## WORK INSTRUCTIONS
State the number of lines that contain the word "从而提高利润", and add nothing else.

━━ MATERIAL FOR THIS TASK ━━

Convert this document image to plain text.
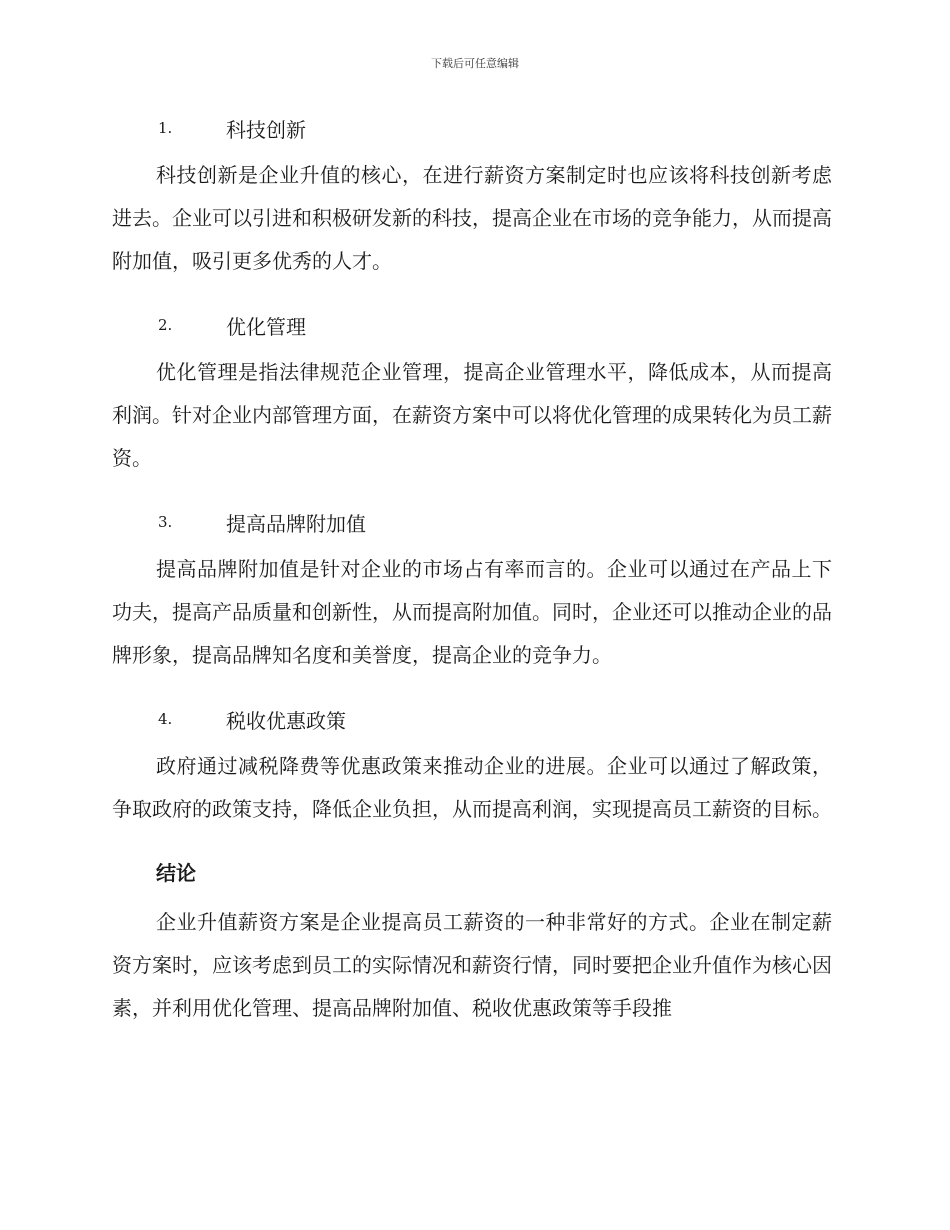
下载后可任意编辑
1.	科技创新

科技创新是企业升值的核心，在进行薪资方案制定时也应该将科技创新考虑进去。企业可以引进和积极研发新的科技，提高企业在市场的竞争能力，从而提高附加值，吸引更多优秀的人才。

2.	优化管理

优化管理是指法律规范企业管理，提高企业管理水平，降低成本，从而提高利润。针对企业内部管理方面，在薪资方案中可以将优化管理的成果转化为员工薪资。

3.	提高品牌附加值

提高品牌附加值是针对企业的市场占有率而言的。企业可以通过在产品上下功夫，提高产品质量和创新性，从而提高附加值。同时，企业还可以推动企业的品牌形象，提高品牌知名度和美誉度，提高企业的竞争力。

4.	税收优惠政策

政府通过减税降费等优惠政策来推动企业的进展。企业可以通过了解政策，争取政府的政策支持，降低企业负担，从而提高利润，实现提高员工薪资的目标。

结论

企业升值薪资方案是企业提高员工薪资的一种非常好的方式。企业在制定薪资方案时，应该考虑到员工的实际情况和薪资行情，同时要把企业升值作为核心因素，并利用优化管理、提高品牌附加值、税收优惠政策等手段推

━━━

## FULL ANSWER
2